[TO DO]
Copy out all the entries exactly.

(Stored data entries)
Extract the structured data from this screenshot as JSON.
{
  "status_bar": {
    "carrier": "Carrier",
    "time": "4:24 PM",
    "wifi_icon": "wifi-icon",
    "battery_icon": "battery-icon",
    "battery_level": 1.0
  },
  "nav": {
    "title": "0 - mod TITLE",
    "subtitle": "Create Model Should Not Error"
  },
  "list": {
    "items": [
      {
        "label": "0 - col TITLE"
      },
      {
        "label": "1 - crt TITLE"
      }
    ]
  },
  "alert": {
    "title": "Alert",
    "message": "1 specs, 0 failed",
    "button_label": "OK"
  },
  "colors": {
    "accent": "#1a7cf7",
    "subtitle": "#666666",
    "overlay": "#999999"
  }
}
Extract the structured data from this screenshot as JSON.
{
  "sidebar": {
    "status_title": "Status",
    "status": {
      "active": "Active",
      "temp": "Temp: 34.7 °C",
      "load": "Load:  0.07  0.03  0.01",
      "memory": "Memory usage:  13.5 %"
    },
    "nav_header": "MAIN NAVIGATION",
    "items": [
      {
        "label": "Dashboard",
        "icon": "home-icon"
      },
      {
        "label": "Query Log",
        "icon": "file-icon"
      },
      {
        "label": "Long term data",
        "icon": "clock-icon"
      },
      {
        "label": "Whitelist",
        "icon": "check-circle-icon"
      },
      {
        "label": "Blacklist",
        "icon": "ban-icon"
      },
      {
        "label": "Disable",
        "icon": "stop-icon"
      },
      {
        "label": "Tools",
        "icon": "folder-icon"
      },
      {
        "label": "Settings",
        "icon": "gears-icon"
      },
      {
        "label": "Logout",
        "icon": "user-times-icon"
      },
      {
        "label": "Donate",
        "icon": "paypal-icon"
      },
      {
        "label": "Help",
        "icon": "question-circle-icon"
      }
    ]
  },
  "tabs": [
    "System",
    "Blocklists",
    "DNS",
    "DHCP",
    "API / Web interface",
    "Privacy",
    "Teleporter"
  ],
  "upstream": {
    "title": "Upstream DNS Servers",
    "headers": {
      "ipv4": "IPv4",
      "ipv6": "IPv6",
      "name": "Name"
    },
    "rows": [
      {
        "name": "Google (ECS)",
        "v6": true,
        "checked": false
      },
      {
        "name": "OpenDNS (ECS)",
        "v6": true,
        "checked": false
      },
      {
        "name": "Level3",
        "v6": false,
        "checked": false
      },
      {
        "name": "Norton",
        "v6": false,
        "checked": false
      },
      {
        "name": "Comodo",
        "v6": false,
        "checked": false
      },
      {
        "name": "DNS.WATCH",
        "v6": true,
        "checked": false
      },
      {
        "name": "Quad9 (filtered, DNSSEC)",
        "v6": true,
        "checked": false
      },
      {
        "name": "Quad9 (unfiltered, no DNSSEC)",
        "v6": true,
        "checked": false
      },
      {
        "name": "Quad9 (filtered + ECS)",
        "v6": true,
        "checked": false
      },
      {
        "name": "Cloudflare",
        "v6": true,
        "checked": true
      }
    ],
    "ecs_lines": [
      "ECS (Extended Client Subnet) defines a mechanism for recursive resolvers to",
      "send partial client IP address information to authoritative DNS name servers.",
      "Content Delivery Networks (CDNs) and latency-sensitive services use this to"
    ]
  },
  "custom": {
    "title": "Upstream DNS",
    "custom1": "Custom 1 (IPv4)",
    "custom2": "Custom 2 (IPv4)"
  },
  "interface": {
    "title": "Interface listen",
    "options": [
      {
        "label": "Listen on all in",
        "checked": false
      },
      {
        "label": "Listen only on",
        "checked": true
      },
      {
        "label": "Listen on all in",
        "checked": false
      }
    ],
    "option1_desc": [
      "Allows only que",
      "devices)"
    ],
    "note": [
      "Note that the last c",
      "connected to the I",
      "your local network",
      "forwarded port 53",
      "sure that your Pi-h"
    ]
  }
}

[COMPLETE RESPONSE]
Extract the structured data from this screenshot as JSON.
{
  "status_bar": {
    "carrier": "Carrier",
    "time": "4:24 PM",
    "wifi_icon": "wifi-icon",
    "battery_icon": "battery-icon",
    "battery_level": 1.0
  },
  "nav": {
    "title": "0 - mod TITLE",
    "subtitle": "Create Model Should Not Error"
  },
  "list": {
    "items": [
      {
        "label": "0 - col TITLE"
      },
      {
        "label": "1 - crt TITLE"
      }
    ]
  },
  "alert": {
    "title": "Alert",
    "message": "1 specs, 0 failed",
    "button_label": "OK"
  },
  "colors": {
    "accent": "#1a7cf7",
    "subtitle": "#666666",
    "overlay": "#999999"
  }
}
Extract the structured data from this screenshot as JSON.
{
  "sidebar": {
    "status_title": "Status",
    "status": {
      "active": "Active",
      "temp": "Temp: 34.7 °C",
      "load": "Load:  0.07  0.03  0.01",
      "memory": "Memory usage:  13.5 %"
    },
    "nav_header": "MAIN NAVIGATION",
    "items": [
      {
        "label": "Dashboard",
        "icon": "home-icon"
      },
      {
        "label": "Query Log",
        "icon": "file-icon"
      },
      {
        "label": "Long term data",
        "icon": "clock-icon"
      },
      {
        "label": "Whitelist",
        "icon": "check-circle-icon"
      },
      {
        "label": "Blacklist",
        "icon": "ban-icon"
      },
      {
        "label": "Disable",
        "icon": "stop-icon"
      },
      {
        "label": "Tools",
        "icon": "folder-icon"
      },
      {
        "label": "Settings",
        "icon": "gears-icon"
      },
      {
        "label": "Logout",
        "icon": "user-times-icon"
      },
      {
        "label": "Donate",
        "icon": "paypal-icon"
      },
      {
        "label": "Help",
        "icon": "question-circle-icon"
      }
    ]
  },
  "tabs": [
    "System",
    "Blocklists",
    "DNS",
    "DHCP",
    "API / Web interface",
    "Privacy",
    "Teleporter"
  ],
  "upstream": {
    "title": "Upstream DNS Servers",
    "headers": {
      "ipv4": "IPv4",
      "ipv6": "IPv6",
      "name": "Name"
    },
    "rows": [
      {
        "name": "Google (ECS)",
        "v6": true,
        "checked": false
      },
      {
        "name": "OpenDNS (ECS)",
        "v6": true,
        "checked": false
      },
      {
        "name": "Level3",
        "v6": false,
        "checked": false
      },
      {
        "name": "Norton",
        "v6": false,
        "checked": false
      },
      {
        "name": "Comodo",
        "v6": false,
        "checked": false
      },
      {
        "name": "DNS.WATCH",
        "v6": true,
        "checked": false
      },
      {
        "name": "Quad9 (filtered, DNSSEC)",
        "v6": true,
        "checked": false
      },
      {
        "name": "Quad9 (unfiltered, no DNSSEC)",
        "v6": true,
        "checked": false
      },
      {
        "name": "Quad9 (filtered + ECS)",
        "v6": true,
        "checked": false
      },
      {
        "name": "Cloudflare",
        "v6": true,
        "checked": true
      }
    ],
    "ecs_lines": [
      "ECS (Extended Client Subnet) defines a mechanism for recursive resolvers to",
      "send partial client IP address information to authoritative DNS name servers.",
      "Content Delivery Networks (CDNs) and latency-sensitive services use this to"
    ]
  },
  "custom": {
    "title": "Upstream DNS",
    "custom1": "Custom 1 (IPv4)",
    "custom2": "Custom 2 (IPv4)"
  },
  "interface": {
    "title": "Interface listen",
    "options": [
      {
        "label": "Listen on all in",
        "checked": false
      },
      {
        "label": "Listen only on",
        "checked": true
      },
      {
        "label": "Listen on all in",
        "checked": false
      }
    ],
    "option1_desc": [
      "Allows only que",
      "devices)"
    ],
    "note": [
      "Note that the last c",
      "connected to the I",
      "your local network",
      "forwarded port 53",
      "sure that your Pi-h"
    ]
  }
}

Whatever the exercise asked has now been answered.